__The task__
Extract the entries in their exact form.

══ Extracted records

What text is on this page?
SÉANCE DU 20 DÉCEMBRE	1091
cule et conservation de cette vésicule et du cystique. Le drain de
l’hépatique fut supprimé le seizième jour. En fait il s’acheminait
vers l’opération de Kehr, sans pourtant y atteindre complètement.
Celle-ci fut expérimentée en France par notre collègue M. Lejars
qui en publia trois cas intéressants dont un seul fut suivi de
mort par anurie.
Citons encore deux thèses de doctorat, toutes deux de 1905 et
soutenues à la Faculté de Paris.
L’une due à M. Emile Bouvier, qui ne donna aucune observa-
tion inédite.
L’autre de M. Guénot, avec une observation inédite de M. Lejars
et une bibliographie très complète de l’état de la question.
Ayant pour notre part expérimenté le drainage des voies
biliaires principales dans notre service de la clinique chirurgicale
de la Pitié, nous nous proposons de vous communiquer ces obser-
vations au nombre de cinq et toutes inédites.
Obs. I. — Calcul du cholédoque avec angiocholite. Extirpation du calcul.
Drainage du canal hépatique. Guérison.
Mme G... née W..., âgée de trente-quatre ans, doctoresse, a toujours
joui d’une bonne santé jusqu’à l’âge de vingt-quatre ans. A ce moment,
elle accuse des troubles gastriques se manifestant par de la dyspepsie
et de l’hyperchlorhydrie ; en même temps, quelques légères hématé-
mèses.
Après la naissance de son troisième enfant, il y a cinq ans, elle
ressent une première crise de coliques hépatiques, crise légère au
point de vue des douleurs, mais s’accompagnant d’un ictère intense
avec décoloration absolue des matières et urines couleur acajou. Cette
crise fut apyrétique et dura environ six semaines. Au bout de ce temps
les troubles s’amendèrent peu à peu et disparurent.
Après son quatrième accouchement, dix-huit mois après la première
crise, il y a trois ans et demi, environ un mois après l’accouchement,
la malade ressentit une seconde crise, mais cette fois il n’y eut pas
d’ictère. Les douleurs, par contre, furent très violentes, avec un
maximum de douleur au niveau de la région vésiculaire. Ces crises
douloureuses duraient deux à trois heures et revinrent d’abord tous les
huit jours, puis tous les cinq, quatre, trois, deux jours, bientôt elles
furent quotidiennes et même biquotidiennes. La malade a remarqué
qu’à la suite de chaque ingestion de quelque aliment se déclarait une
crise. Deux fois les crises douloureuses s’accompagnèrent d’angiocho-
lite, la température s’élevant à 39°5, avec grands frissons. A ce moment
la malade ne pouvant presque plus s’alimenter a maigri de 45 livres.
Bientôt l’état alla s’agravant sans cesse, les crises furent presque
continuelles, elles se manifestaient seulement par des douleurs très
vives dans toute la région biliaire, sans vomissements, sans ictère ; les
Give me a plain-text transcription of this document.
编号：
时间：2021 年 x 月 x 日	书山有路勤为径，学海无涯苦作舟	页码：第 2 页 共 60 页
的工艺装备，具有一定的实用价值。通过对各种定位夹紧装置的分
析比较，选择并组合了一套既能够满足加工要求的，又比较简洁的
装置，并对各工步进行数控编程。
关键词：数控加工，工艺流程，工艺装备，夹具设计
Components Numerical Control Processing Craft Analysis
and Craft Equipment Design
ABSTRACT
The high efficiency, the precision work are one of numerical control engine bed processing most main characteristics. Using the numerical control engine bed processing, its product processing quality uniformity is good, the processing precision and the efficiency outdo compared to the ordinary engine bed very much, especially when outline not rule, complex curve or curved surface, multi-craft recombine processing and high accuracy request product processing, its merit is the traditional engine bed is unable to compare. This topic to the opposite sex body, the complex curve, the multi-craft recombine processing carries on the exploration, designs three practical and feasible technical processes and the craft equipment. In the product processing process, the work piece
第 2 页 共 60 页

════

__Exercise solution__
What text is on this page?
SÉANCE DU 20 DÉCEMBRE	1091
cule et conservation de cette vésicule et du cystique. Le drain de
l’hépatique fut supprimé le seizième jour. En fait il s’acheminait
vers l’opération de Kehr, sans pourtant y atteindre complètement.
Celle-ci fut expérimentée en France par notre collègue M. Lejars
qui en publia trois cas intéressants dont un seul fut suivi de
mort par anurie.
Citons encore deux thèses de doctorat, toutes deux de 1905 et
soutenues à la Faculté de Paris.
L’une due à M. Emile Bouvier, qui ne donna aucune observa-
tion inédite.
L’autre de M. Guénot, avec une observation inédite de M. Lejars
et une bibliographie très complète de l’état de la question.
Ayant pour notre part expérimenté le drainage des voies
biliaires principales dans notre service de la clinique chirurgicale
de la Pitié, nous nous proposons de vous communiquer ces obser-
vations au nombre de cinq et toutes inédites.
Obs. I. — Calcul du cholédoque avec angiocholite. Extirpation du calcul.
Drainage du canal hépatique. Guérison.
Mme G... née W..., âgée de trente-quatre ans, doctoresse, a toujours
joui d’une bonne santé jusqu’à l’âge de vingt-quatre ans. A ce moment,
elle accuse des troubles gastriques se manifestant par de la dyspepsie
et de l’hyperchlorhydrie ; en même temps, quelques légères hématé-
mèses.
Après la naissance de son troisième enfant, il y a cinq ans, elle
ressent une première crise de coliques hépatiques, crise légère au
point de vue des douleurs, mais s’accompagnant d’un ictère intense
avec décoloration absolue des matières et urines couleur acajou. Cette
crise fut apyrétique et dura environ six semaines. Au bout de ce temps
les troubles s’amendèrent peu à peu et disparurent.
Après son quatrième accouchement, dix-huit mois après la première
crise, il y a trois ans et demi, environ un mois après l’accouchement,
la malade ressentit une seconde crise, mais cette fois il n’y eut pas
d’ictère. Les douleurs, par contre, furent très violentes, avec un
maximum de douleur au niveau de la région vésiculaire. Ces crises
douloureuses duraient deux à trois heures et revinrent d’abord tous les
huit jours, puis tous les cinq, quatre, trois, deux jours, bientôt elles
furent quotidiennes et même biquotidiennes. La malade a remarqué
qu’à la suite de chaque ingestion de quelque aliment se déclarait une
crise. Deux fois les crises douloureuses s’accompagnèrent d’angiocho-
lite, la température s’élevant à 39°5, avec grands frissons. A ce moment
la malade ne pouvant presque plus s’alimenter a maigri de 45 livres.
Bientôt l’état alla s’agravant sans cesse, les crises furent presque
continuelles, elles se manifestaient seulement par des douleurs très
vives dans toute la région biliaire, sans vomissements, sans ictère ; les
Give me a plain-text transcription of this document.
编号：
时间：2021 年 x 月 x 日	书山有路勤为径，学海无涯苦作舟	页码：第 2 页 共 60 页
的工艺装备，具有一定的实用价值。通过对各种定位夹紧装置的分
析比较，选择并组合了一套既能够满足加工要求的，又比较简洁的
装置，并对各工步进行数控编程。
关键词：数控加工，工艺流程，工艺装备，夹具设计
Components Numerical Control Processing Craft Analysis
and Craft Equipment Design
ABSTRACT
The high efficiency, the precision work are one of numerical control engine bed processing most main characteristics. Using the numerical control engine bed processing, its product processing quality uniformity is good, the processing precision and the efficiency outdo compared to the ordinary engine bed very much, especially when outline not rule, complex curve or curved surface, multi-craft recombine processing and high accuracy request product processing, its merit is the traditional engine bed is unable to compare. This topic to the opposite sex body, the complex curve, the multi-craft recombine processing carries on the exploration, designs three practical and feasible technical processes and the craft equipment. In the product processing process, the work piece
第 2 页 共 60 页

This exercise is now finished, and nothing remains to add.